The problem: Search the material for the word "另一方面要讲究策略" and report each line where it turns up.
* Begin Supplied records *
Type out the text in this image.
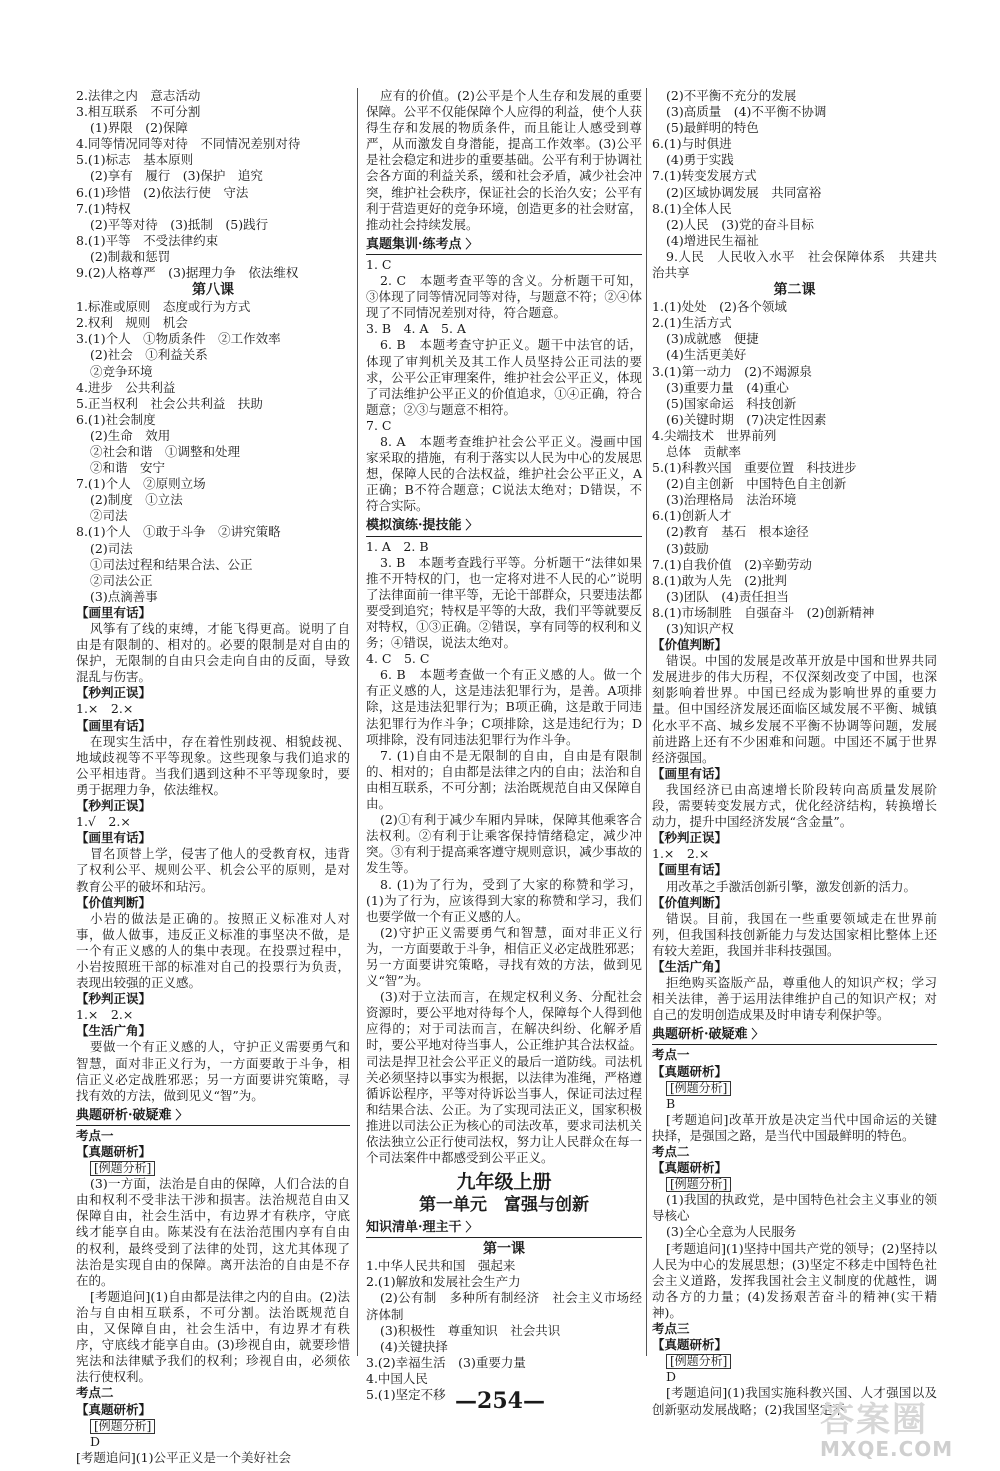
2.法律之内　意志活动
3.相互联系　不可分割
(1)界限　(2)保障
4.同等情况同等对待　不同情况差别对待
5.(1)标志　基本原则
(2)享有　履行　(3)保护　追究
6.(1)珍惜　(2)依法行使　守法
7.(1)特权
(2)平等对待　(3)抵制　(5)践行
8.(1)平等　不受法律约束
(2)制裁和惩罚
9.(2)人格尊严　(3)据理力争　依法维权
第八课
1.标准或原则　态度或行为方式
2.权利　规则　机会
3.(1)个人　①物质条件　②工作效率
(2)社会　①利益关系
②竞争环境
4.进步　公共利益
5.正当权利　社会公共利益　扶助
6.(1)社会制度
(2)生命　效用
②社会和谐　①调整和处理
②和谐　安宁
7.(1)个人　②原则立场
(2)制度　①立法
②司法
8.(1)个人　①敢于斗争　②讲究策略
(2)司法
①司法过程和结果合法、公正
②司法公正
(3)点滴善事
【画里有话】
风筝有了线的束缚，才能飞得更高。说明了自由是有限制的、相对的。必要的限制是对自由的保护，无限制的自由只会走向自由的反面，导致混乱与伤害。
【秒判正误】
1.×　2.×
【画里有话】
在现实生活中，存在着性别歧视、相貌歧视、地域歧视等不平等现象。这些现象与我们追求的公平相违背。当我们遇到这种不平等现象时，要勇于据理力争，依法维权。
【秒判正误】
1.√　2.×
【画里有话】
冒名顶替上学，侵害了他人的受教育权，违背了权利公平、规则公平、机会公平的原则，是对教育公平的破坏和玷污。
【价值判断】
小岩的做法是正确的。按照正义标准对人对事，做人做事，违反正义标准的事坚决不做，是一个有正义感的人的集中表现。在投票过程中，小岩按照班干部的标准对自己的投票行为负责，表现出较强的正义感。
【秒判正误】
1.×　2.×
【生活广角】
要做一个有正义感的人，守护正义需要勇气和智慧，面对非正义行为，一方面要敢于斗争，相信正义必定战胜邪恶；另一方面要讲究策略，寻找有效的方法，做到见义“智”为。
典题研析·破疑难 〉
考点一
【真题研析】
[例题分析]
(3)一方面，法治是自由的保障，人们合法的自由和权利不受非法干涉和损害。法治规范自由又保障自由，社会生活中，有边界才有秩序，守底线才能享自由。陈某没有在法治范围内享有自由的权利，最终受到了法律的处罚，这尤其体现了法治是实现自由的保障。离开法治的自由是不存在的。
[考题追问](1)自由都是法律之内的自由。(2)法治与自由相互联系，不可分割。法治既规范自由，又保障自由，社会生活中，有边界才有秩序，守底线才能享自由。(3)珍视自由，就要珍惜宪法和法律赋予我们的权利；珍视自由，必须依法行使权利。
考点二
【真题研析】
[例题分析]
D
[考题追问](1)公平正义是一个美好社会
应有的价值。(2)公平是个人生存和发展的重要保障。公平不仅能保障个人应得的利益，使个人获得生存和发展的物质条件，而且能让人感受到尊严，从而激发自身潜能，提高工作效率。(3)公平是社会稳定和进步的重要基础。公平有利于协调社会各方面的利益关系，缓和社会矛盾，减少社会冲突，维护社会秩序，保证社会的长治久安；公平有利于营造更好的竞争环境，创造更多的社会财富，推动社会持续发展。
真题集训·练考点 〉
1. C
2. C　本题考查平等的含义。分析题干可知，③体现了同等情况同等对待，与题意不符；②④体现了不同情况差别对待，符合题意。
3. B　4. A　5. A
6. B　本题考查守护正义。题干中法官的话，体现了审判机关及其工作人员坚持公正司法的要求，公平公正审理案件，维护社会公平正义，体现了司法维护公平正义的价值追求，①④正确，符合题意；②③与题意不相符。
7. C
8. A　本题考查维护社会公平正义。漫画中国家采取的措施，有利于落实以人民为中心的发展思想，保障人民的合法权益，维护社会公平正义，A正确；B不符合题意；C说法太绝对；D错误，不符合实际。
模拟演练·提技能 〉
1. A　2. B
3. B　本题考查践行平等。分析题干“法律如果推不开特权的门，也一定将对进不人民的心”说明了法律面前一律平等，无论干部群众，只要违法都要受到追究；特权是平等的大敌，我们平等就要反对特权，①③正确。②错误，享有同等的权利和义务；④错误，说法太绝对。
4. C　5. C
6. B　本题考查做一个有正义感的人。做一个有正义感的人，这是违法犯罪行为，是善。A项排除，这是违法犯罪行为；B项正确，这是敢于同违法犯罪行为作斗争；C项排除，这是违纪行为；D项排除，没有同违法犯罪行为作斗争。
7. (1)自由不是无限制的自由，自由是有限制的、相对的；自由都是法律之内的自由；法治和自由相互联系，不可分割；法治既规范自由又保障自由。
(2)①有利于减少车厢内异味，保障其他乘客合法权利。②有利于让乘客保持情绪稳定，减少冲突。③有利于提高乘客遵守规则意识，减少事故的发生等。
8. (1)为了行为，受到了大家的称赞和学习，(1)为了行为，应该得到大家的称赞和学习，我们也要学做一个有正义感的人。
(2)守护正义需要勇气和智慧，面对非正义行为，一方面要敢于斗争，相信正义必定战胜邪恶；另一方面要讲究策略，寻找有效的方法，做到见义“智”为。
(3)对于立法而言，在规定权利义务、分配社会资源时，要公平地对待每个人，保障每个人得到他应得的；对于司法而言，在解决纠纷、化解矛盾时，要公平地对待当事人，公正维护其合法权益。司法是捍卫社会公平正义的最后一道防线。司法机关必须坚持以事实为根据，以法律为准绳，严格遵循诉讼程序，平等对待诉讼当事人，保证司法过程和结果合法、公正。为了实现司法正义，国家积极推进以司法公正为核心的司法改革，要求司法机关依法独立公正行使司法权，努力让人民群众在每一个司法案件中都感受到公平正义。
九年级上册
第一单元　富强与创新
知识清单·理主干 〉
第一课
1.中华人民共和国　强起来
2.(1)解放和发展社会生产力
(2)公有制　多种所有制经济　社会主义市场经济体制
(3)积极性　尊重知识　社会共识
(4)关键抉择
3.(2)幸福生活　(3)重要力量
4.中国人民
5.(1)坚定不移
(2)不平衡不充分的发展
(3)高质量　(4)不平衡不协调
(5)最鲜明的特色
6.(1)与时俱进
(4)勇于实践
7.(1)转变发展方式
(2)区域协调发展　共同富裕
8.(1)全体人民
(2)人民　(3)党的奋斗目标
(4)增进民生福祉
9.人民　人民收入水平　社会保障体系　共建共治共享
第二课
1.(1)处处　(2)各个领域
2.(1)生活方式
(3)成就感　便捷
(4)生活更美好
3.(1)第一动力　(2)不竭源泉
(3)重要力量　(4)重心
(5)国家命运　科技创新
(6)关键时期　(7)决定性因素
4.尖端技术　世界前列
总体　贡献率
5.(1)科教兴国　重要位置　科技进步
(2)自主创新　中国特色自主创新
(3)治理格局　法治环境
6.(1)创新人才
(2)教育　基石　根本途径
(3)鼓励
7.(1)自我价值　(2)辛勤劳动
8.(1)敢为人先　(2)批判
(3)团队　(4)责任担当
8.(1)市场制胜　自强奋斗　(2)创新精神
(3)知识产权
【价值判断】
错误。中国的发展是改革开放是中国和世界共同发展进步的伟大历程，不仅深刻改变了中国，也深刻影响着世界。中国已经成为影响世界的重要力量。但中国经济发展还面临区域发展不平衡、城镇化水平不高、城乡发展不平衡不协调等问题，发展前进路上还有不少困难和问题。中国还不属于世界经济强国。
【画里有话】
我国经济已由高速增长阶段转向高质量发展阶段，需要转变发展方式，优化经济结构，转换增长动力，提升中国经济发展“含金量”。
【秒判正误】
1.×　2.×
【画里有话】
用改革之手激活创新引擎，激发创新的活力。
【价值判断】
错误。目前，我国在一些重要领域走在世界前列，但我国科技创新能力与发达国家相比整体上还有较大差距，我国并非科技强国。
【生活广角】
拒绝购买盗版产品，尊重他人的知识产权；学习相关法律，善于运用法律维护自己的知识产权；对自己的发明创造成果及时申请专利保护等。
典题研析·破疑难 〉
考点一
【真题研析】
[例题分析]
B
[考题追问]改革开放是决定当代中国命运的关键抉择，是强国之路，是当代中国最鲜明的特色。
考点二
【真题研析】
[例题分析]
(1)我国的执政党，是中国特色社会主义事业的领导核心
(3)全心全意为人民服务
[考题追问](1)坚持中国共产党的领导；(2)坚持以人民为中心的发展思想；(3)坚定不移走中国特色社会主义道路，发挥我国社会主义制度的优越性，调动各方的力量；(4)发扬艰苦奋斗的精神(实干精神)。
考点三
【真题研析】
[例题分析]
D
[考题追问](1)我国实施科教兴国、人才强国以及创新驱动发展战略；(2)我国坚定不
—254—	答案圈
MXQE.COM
* End Supplied records *
Output for this task:
要做一个有正义感的人，守护正义需要勇气和智慧，面对非正义行为，一方面要敢于斗争，相信正义必定战胜邪恶；另一方面要讲究策略，寻找有效的方法，做到见义“智”为。
(2)守护正义需要勇气和智慧，面对非正义行为，一方面要敢于斗争，相信正义必定战胜邪恶；另一方面要讲究策略，寻找有效的方法，做到见义“智”为。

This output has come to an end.